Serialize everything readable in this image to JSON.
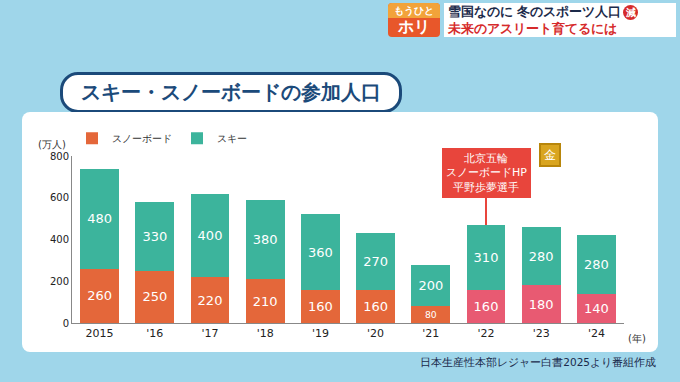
{
  "header": {
    "logo": [
      "もうひと",
      "ホリ"
    ],
    "headline": [
      "雪国なのに 冬のスポーツ人口",
      "未来のアスリート育てるには"
    ],
    "badge": "減"
  },
  "chart_data": {
    "type": "bar",
    "stacked": true,
    "title": "スキー・スノーボードの参加人口",
    "ylabel": "(万人)",
    "xlabel": "(年)",
    "categories": [
      "2015",
      "'16",
      "'17",
      "'18",
      "'19",
      "'20",
      "'21",
      "'22",
      "'23",
      "'24"
    ],
    "series": [
      {
        "name": "スノーボード",
        "colors": [
          "#e4673a",
          "#e4673a",
          "#e4673a",
          "#e4673a",
          "#e4673a",
          "#e4673a",
          "#e4673a",
          "#e85a72",
          "#e85a72",
          "#e85a72"
        ],
        "values": [
          260,
          250,
          220,
          210,
          160,
          160,
          80,
          160,
          180,
          140
        ]
      },
      {
        "name": "スキー",
        "color": "#3cb49c",
        "values": [
          480,
          330,
          400,
          380,
          360,
          270,
          200,
          310,
          280,
          280
        ]
      }
    ],
    "ylim": [
      0,
      800
    ],
    "yticks": [
      0,
      200,
      400,
      600,
      800
    ],
    "grid": false,
    "legend": "upper left",
    "data_labels": true,
    "annotations": [
      {
        "text_lines": [
          "北京五輪",
          "スノーボードHP",
          "平野歩夢選手"
        ],
        "category": "'22",
        "badge": "金"
      }
    ],
    "source": "日本生産性本部レジャー白書2025より番組作成"
  }
}
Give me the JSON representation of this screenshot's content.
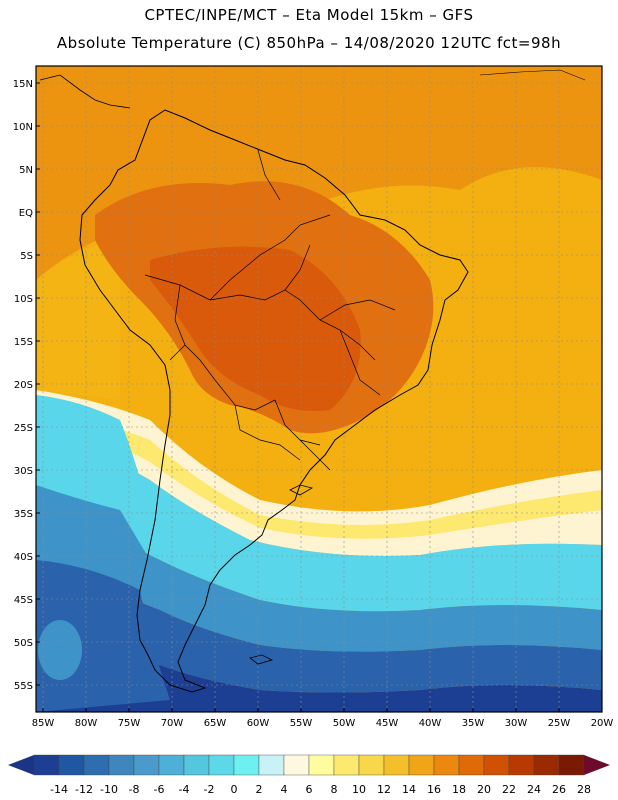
{
  "header": {
    "line1": "CPTEC/INPE/MCT –  Eta Model 15km – GFS",
    "line2": "Absolute Temperature (C) 850hPa – 14/08/2020 12UTC fct=98h"
  },
  "map": {
    "lat_labels": [
      "15N",
      "10N",
      "5N",
      "EQ",
      "5S",
      "10S",
      "15S",
      "20S",
      "25S",
      "30S",
      "35S",
      "40S",
      "45S",
      "50S",
      "55S"
    ],
    "lon_labels": [
      "85W",
      "80W",
      "75W",
      "70W",
      "65W",
      "60W",
      "55W",
      "50W",
      "45W",
      "40W",
      "35W",
      "30W",
      "25W",
      "20W"
    ]
  },
  "colorbar": {
    "labels": [
      "-14",
      "-12",
      "-10",
      "-8",
      "-6",
      "-4",
      "-2",
      "0",
      "2",
      "4",
      "6",
      "8",
      "10",
      "12",
      "14",
      "16",
      "18",
      "20",
      "22",
      "24",
      "26",
      "28"
    ],
    "colors": [
      "#1c3f94",
      "#2057a3",
      "#2e6db0",
      "#3f86be",
      "#4a9bcb",
      "#4eb0d6",
      "#55c6e0",
      "#5dd8e8",
      "#6ef0f0",
      "#c8f2f6",
      "#fff8e0",
      "#fffca0",
      "#fde870",
      "#f7d84a",
      "#f3c02c",
      "#f0a418",
      "#ec8810",
      "#e06a08",
      "#d05004",
      "#b83a02",
      "#9a2a02",
      "#7a1a02"
    ],
    "left_arrow_color": "#1b3486",
    "right_arrow_color": "#6e0a2a"
  },
  "palette": {
    "ocean_warm": "#f3b010",
    "ocean_orange": "#ec8e10",
    "land_hot": "#dc6810",
    "land_hotter": "#d25a0a",
    "cream": "#fff4d2",
    "cyan": "#5ad6ea",
    "blue_mid": "#3e94c8",
    "blue_dark": "#2a62ac",
    "blue_deep": "#1c3f94"
  }
}
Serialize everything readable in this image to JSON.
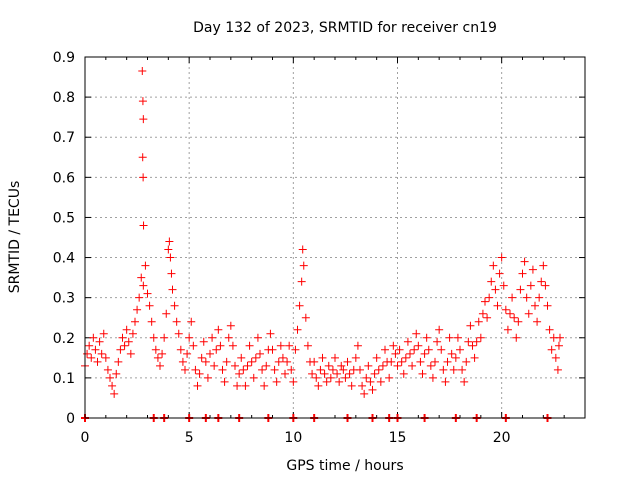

--------------------------------

#### EXERCISE PROMPT
Repeat the data exactly, dropping every picture it holds.

#### THE REPLY
Serialize everything readable in this image to JSON.
{
  "header": {
    "logo": [
      "もうひと",
      "ホリ"
    ],
    "headline": [
      "雪国なのに 冬のスポーツ人口",
      "未来のアスリート育てるには"
    ],
    "badge": "減"
  },
  "chart_data": {
    "type": "bar",
    "stacked": true,
    "title": "スキー・スノーボードの参加人口",
    "ylabel": "(万人)",
    "xlabel": "(年)",
    "categories": [
      "2015",
      "'16",
      "'17",
      "'18",
      "'19",
      "'20",
      "'21",
      "'22",
      "'23",
      "'24"
    ],
    "series": [
      {
        "name": "スノーボード",
        "colors": [
          "#e4673a",
          "#e4673a",
          "#e4673a",
          "#e4673a",
          "#e4673a",
          "#e4673a",
          "#e4673a",
          "#e85a72",
          "#e85a72",
          "#e85a72"
        ],
        "values": [
          260,
          250,
          220,
          210,
          160,
          160,
          80,
          160,
          180,
          140
        ]
      },
      {
        "name": "スキー",
        "color": "#3cb49c",
        "values": [
          480,
          330,
          400,
          380,
          360,
          270,
          200,
          310,
          280,
          280
        ]
      }
    ],
    "ylim": [
      0,
      800
    ],
    "yticks": [
      0,
      200,
      400,
      600,
      800
    ],
    "grid": false,
    "legend": "upper left",
    "data_labels": true,
    "annotations": [
      {
        "text_lines": [
          "北京五輪",
          "スノーボードHP",
          "平野歩夢選手"
        ],
        "category": "'22",
        "badge": "金"
      }
    ],
    "source": "日本生産性本部レジャー白書2025より番組作成"
  }
}
Give me the JSON representation of this screenshot's content.
{
  "header": {
    "line1": "CPTEC/INPE/MCT –  Eta Model 15km – GFS",
    "line2": "Absolute Temperature (C) 850hPa – 14/08/2020 12UTC fct=98h"
  },
  "map": {
    "lat_labels": [
      "15N",
      "10N",
      "5N",
      "EQ",
      "5S",
      "10S",
      "15S",
      "20S",
      "25S",
      "30S",
      "35S",
      "40S",
      "45S",
      "50S",
      "55S"
    ],
    "lon_labels": [
      "85W",
      "80W",
      "75W",
      "70W",
      "65W",
      "60W",
      "55W",
      "50W",
      "45W",
      "40W",
      "35W",
      "30W",
      "25W",
      "20W"
    ]
  },
  "colorbar": {
    "labels": [
      "-14",
      "-12",
      "-10",
      "-8",
      "-6",
      "-4",
      "-2",
      "0",
      "2",
      "4",
      "6",
      "8",
      "10",
      "12",
      "14",
      "16",
      "18",
      "20",
      "22",
      "24",
      "26",
      "28"
    ],
    "colors": [
      "#1c3f94",
      "#2057a3",
      "#2e6db0",
      "#3f86be",
      "#4a9bcb",
      "#4eb0d6",
      "#55c6e0",
      "#5dd8e8",
      "#6ef0f0",
      "#c8f2f6",
      "#fff8e0",
      "#fffca0",
      "#fde870",
      "#f7d84a",
      "#f3c02c",
      "#f0a418",
      "#ec8810",
      "#e06a08",
      "#d05004",
      "#b83a02",
      "#9a2a02",
      "#7a1a02"
    ],
    "left_arrow_color": "#1b3486",
    "right_arrow_color": "#6e0a2a"
  },
  "palette": {
    "ocean_warm": "#f3b010",
    "ocean_orange": "#ec8e10",
    "land_hot": "#dc6810",
    "land_hotter": "#d25a0a",
    "cream": "#fff4d2",
    "cyan": "#5ad6ea",
    "blue_mid": "#3e94c8",
    "blue_dark": "#2a62ac",
    "blue_deep": "#1c3f94"
  }
}
Serialize everything readable in this image to JSON.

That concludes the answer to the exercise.